## Description of the task:
Please write the next part of the passage about student loan debt in Kansas communities, starting right after its final sentence.

## Reading text:
#####
Well, maybe there is more to it than that. This report really is a measure of which communities do a good job of attracting higher-paid professionals. It also may measure the inverse: which communities retain a lot of lower-paid professionals. The average age of a community probably plays into these rankings a lot. When you are young, your debt levels are still high, but you haven’t yet advanced enough in your career to be making the really big bucks.

Given that, it shouldn’t be too surprising that Lawrence and Manhattan scored the worst among Kansas communities in this study. For good measure, Pittsburg, another college town, fared third worst.

But, don’t worry, we have rankings for lots of Kansas communities. WalletHub, which is involved in the credit card business, has lots of data on student loan debt. The debt and the earnings numbers are self-explanatory. The percentile ranks communities based on the ratio debt to earnings. The lower the percentile number, the more burdensome student debt supposedly is in that community. Lawrence ranked in the sixth percentile, meaning there are only a few dozen communities in the country that supposedly have more burdensome student debt situations.
#####
## Extracted information:
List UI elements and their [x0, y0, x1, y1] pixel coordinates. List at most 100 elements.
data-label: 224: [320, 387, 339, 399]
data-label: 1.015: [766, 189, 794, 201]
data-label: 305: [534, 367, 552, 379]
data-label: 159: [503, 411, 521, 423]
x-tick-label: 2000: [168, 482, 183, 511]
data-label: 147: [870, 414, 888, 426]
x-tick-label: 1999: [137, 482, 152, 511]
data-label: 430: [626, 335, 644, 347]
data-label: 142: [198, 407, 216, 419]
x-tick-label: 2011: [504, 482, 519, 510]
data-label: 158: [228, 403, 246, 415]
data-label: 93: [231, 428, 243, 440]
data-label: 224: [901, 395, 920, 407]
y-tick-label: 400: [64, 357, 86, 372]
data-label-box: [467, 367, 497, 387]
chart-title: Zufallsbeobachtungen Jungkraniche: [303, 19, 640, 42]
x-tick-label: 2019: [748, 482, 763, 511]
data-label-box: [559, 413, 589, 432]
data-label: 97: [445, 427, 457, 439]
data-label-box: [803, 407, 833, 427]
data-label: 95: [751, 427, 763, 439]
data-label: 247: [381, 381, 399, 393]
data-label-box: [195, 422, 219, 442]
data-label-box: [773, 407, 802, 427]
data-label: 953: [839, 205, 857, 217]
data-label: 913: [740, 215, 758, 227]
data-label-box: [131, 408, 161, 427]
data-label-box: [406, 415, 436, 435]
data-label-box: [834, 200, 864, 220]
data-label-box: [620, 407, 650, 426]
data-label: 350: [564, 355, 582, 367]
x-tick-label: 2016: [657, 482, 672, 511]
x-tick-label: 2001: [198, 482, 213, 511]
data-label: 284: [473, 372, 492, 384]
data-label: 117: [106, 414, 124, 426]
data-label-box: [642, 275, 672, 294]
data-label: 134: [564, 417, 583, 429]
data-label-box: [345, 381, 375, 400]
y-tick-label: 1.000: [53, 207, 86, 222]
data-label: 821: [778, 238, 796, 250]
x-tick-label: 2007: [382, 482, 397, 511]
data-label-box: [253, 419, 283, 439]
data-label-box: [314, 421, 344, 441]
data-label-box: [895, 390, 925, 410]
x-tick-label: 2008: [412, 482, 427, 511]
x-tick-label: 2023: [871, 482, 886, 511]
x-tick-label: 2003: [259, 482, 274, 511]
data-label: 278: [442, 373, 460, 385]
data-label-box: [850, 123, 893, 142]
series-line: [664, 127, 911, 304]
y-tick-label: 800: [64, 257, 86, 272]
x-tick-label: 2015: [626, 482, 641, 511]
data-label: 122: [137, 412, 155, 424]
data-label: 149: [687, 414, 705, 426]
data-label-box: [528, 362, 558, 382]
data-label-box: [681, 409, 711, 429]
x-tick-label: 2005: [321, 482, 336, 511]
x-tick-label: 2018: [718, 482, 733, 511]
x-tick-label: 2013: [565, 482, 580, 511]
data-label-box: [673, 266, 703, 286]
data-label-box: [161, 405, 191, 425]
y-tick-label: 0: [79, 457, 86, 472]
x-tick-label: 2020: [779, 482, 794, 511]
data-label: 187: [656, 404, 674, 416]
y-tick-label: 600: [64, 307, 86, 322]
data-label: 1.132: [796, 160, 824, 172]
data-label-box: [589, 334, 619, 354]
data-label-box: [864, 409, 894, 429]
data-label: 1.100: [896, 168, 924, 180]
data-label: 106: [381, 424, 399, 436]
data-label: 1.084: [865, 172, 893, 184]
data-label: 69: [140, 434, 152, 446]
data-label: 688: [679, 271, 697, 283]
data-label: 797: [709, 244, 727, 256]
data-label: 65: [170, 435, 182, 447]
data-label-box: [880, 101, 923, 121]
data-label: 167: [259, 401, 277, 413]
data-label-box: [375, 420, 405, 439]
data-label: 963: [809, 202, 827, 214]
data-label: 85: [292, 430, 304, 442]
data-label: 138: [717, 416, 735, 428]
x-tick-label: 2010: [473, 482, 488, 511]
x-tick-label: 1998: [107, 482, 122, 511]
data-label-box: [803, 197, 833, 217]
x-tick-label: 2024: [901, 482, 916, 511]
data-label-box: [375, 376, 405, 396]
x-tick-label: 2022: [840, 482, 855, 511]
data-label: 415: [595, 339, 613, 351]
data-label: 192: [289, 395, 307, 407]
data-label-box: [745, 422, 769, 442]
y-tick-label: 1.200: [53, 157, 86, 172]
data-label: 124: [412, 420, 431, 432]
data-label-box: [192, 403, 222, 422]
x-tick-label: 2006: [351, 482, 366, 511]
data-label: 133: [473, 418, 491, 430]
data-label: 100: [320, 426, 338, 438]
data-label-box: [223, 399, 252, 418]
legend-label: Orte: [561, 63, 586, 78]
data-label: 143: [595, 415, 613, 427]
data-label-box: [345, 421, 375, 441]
#####
## Answer to the exercise:
• Lawrence: $25,004 in debt; $51,451 in earnings; sixth percentile

• Manhattan: $23,575 in debt; $50,941 in earnings; ninth percentile

• Pittsburg: $20,403 in debt; $45,484 in earnings; 11th percentile

• Derby: $24,026 in debt; $64,433 in earnings; 31st percentile

• Topeka: $19,085 in debt; $54,301 in earnings; 39th percentile

• Leavenworth: $18,634 in debt; $52,844 in earnings; 39th percentile

• Liberal: $17,525 in debt; $50,156 in earnings; 40th percentile

• Emporia: $16,306 in debt; $47,274 in earnings; 42nd percentile

• Wichita: $19,007 in debt; $56,389 in earnings; 46th percentile

• Kansas City, Kan.: $17,545 in debt; $51,870 in earnings; 46th percentile

• Shawnee: $23,088 in debt; $69,617 in earnings; 49th percentile

• Salina: $17,512 in debt; $53,197 in earnings; 50th percentile

• Overland Park: $23,304 in debt; $71,936 in earnings; 52nd percentile

• Garden City: $16,714 in debt; $48,750 in earnings; 53rd percentile

• Leawood: $27,062 in debt; $91,535 in earnings; 66th percentile

• Lenexa: $21,550 in debt; $70,223 in earnings; 61st percentile

• Olathe: $21,740 in debt; $72,133 in earnings; 64th percentile

• Junction City: $13,635 in debt; $46,189 in earnings; 66th percentile

• Hutchinson: $14,350 in debt; $51,164 in earnings; 75th percentile

• Dodge City: $14,178 in debt; $51,817 in earnings; 77th percentile

As I mentioned earlier, the average age in a community impacts this ranking a lot, I suspect. So I wouldn’t make a big deal out of Lawrence being tops on the list in Kansas. Lawrence is a much younger community than most of the cities on this list.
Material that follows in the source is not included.